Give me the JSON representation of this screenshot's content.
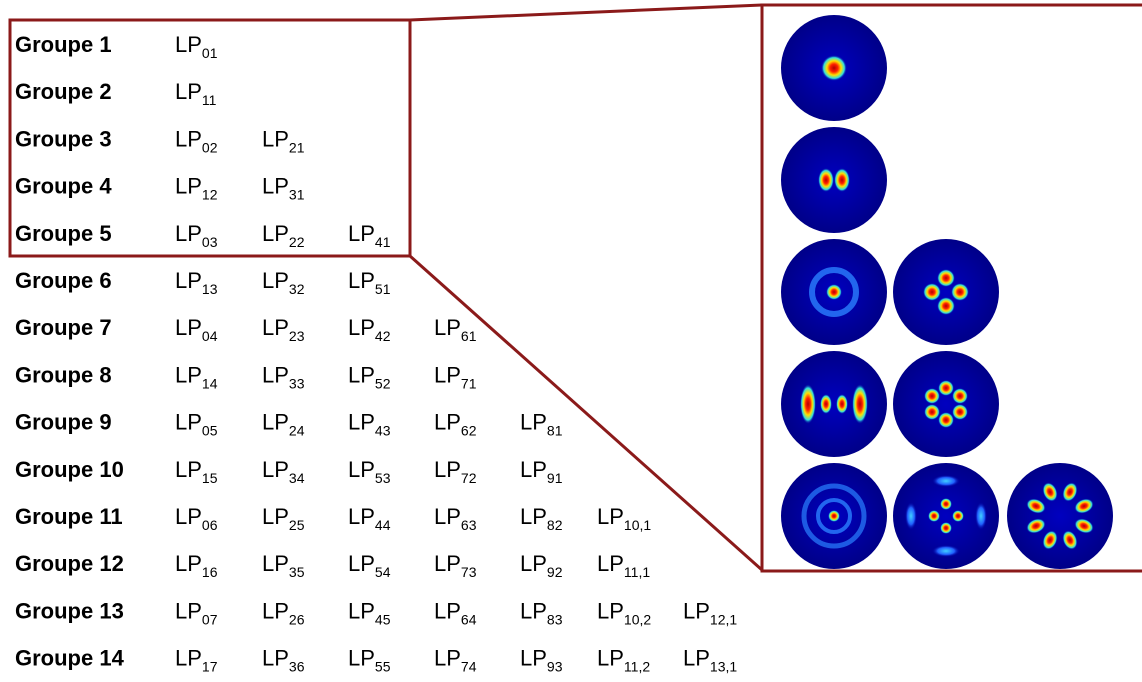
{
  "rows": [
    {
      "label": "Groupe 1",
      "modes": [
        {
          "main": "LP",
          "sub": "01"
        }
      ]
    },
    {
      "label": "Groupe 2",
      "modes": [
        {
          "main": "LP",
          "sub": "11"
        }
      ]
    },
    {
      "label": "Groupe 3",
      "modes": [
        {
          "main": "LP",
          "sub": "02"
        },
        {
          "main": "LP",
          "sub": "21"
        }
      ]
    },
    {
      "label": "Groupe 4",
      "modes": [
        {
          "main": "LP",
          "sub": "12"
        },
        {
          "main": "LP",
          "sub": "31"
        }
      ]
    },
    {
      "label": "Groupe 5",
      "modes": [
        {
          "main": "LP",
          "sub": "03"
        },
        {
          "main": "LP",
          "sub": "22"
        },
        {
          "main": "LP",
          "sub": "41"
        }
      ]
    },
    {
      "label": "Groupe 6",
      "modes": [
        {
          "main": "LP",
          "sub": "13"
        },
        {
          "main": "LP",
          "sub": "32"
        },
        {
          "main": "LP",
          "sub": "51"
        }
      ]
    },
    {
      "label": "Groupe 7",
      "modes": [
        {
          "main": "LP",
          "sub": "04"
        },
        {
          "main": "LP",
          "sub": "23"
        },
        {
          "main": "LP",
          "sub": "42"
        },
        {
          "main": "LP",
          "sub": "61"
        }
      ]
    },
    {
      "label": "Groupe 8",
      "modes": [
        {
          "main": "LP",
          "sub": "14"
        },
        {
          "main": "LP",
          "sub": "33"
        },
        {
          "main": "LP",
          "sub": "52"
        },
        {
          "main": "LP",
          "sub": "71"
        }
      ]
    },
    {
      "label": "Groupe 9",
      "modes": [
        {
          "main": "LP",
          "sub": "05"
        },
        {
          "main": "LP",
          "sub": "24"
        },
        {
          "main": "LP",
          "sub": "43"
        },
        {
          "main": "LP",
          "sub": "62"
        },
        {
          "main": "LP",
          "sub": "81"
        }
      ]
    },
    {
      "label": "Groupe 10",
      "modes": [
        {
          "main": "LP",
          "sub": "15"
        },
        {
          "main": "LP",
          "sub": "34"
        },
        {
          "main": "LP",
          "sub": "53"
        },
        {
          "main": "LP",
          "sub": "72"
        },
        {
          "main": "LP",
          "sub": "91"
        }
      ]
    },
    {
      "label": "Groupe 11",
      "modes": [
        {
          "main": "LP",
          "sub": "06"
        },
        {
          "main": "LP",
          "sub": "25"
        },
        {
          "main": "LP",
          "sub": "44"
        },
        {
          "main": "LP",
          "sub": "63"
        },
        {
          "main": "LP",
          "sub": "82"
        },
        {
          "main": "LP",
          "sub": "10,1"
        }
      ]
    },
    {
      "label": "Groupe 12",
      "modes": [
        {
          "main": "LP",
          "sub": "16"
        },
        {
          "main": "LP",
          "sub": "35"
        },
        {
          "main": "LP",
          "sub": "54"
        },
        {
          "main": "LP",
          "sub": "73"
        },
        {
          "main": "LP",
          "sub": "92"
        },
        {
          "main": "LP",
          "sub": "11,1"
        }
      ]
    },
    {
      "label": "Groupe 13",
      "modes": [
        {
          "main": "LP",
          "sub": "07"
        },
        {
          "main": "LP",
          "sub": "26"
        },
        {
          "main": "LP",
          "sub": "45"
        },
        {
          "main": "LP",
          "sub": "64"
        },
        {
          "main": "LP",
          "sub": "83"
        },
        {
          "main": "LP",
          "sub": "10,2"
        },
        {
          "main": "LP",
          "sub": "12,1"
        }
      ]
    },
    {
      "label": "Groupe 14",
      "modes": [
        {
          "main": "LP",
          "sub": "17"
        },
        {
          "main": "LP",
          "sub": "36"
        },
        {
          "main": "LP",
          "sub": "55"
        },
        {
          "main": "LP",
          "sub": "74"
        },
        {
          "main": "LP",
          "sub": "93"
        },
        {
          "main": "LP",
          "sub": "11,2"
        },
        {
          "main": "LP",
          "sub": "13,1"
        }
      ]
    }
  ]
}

* * *

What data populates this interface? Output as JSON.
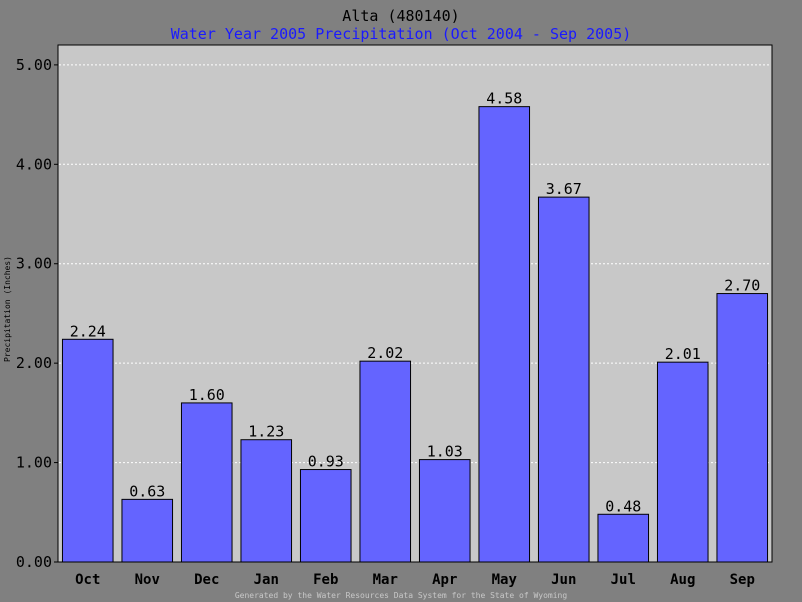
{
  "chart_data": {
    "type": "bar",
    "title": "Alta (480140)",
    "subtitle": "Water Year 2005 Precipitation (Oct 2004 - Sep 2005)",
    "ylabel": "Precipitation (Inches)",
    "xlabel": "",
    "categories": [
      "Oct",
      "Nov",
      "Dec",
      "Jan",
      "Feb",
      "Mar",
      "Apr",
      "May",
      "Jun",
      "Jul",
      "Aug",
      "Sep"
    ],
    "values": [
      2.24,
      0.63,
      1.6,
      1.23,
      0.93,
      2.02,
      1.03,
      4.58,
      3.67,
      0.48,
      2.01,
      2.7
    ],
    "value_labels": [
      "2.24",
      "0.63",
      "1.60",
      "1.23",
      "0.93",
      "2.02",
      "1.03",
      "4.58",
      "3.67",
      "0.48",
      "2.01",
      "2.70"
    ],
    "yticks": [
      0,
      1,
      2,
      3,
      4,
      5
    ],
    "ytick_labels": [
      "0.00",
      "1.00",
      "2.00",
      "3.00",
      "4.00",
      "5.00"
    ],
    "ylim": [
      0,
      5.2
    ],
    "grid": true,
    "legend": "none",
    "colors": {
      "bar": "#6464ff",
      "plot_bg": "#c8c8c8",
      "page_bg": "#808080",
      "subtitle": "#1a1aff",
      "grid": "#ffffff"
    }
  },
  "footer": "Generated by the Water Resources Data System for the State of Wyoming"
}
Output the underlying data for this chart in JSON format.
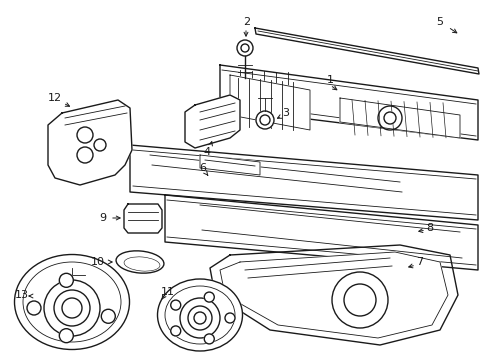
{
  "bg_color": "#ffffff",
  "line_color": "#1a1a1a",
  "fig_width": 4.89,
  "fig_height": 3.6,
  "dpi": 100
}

• **Task**
Show all lines in the entries above where the string "Water" appears.

• **Answer**
    "subtitle": "Water Year 2005 Precipitation (Oct 2004 - Sep 2005)",
  "footer": "Generated by the Water Resources Data System for the State of Wyoming"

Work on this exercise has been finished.